### What to work on
Give the data below again exactly as it stands. Omit the pictures.
------------------------------------------------
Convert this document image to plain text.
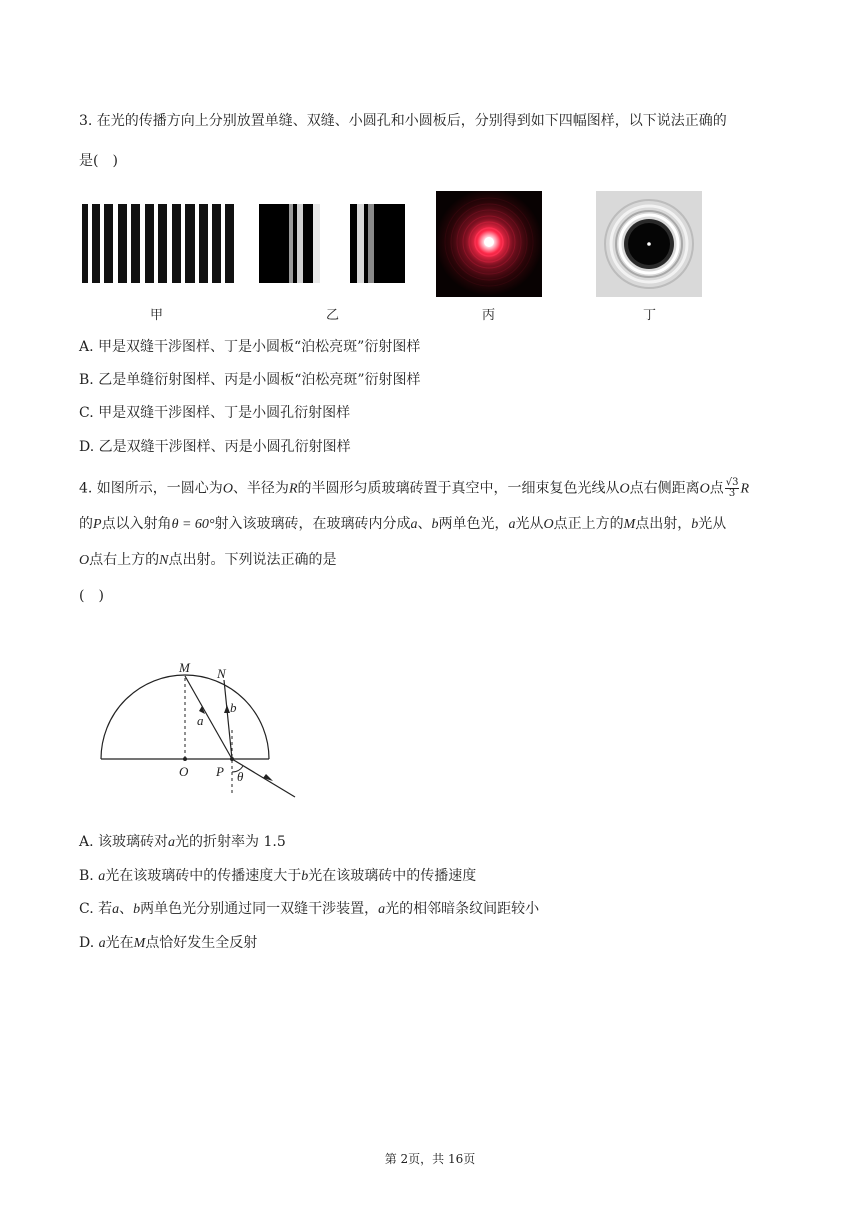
3. 在光的传播方向上分别放置单缝、双缝、小圆孔和小圆板后，分别得到如下四幅图样，以下说法正确的
是(　)
甲	乙	丙	丁
A. 甲是双缝干涉图样、丁是小圆板“泊松亮斑”衍射图样
B. 乙是单缝衍射图样、丙是小圆板“泊松亮斑”衍射图样
C. 甲是双缝干涉图样、丁是小圆孔衍射图样
D. 乙是双缝干涉图样、丙是小圆孔衍射图样
4. 如图所示，一圆心为O、半径为R的半圆形匀质玻璃砖置于真空中，一细束复色光线从O点右侧距离O点 $\frac{√3}{3}$ R
的P点以入射角θ = 60°射入该玻璃砖，在玻璃砖内分成a、b两单色光，a光从O点正上方的M点出射，b光从
O点右上方的N点出射。下列说法正确的是
(　)
M N
a
b
O P θ
A. 该玻璃砖对a光的折射率为 1.5
B. a光在该玻璃砖中的传播速度大于b光在该玻璃砖中的传播速度
C. 若a、b两单色光分别通过同一双缝干涉装置，a光的相邻暗条纹间距较小
D. a光在M点恰好发生全反射
第 2页，共 16页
------------------------------------------------
### Reply to the exercise
Convert this document image to plain text.
3. 在光的传播方向上分别放置单缝、双缝、小圆孔和小圆板后，分别得到如下四幅图样，以下说法正确的
是(　)
甲	乙	丙	丁
A. 甲是双缝干涉图样、丁是小圆板“泊松亮斑”衍射图样
B. 乙是单缝衍射图样、丙是小圆板“泊松亮斑”衍射图样
C. 甲是双缝干涉图样、丁是小圆孔衍射图样
D. 乙是双缝干涉图样、丙是小圆孔衍射图样
4. 如图所示，一圆心为O、半径为R的半圆形匀质玻璃砖置于真空中，一细束复色光线从O点右侧距离O点 $\frac{√3}{3}$ R
的P点以入射角θ = 60°射入该玻璃砖，在玻璃砖内分成a、b两单色光，a光从O点正上方的M点出射，b光从
O点右上方的N点出射。下列说法正确的是
(　)
M N
a
b
O P θ
A. 该玻璃砖对a光的折射率为 1.5
B. a光在该玻璃砖中的传播速度大于b光在该玻璃砖中的传播速度
C. 若a、b两单色光分别通过同一双缝干涉装置，a光的相邻暗条纹间距较小
D. a光在M点恰好发生全反射
第 2页，共 16页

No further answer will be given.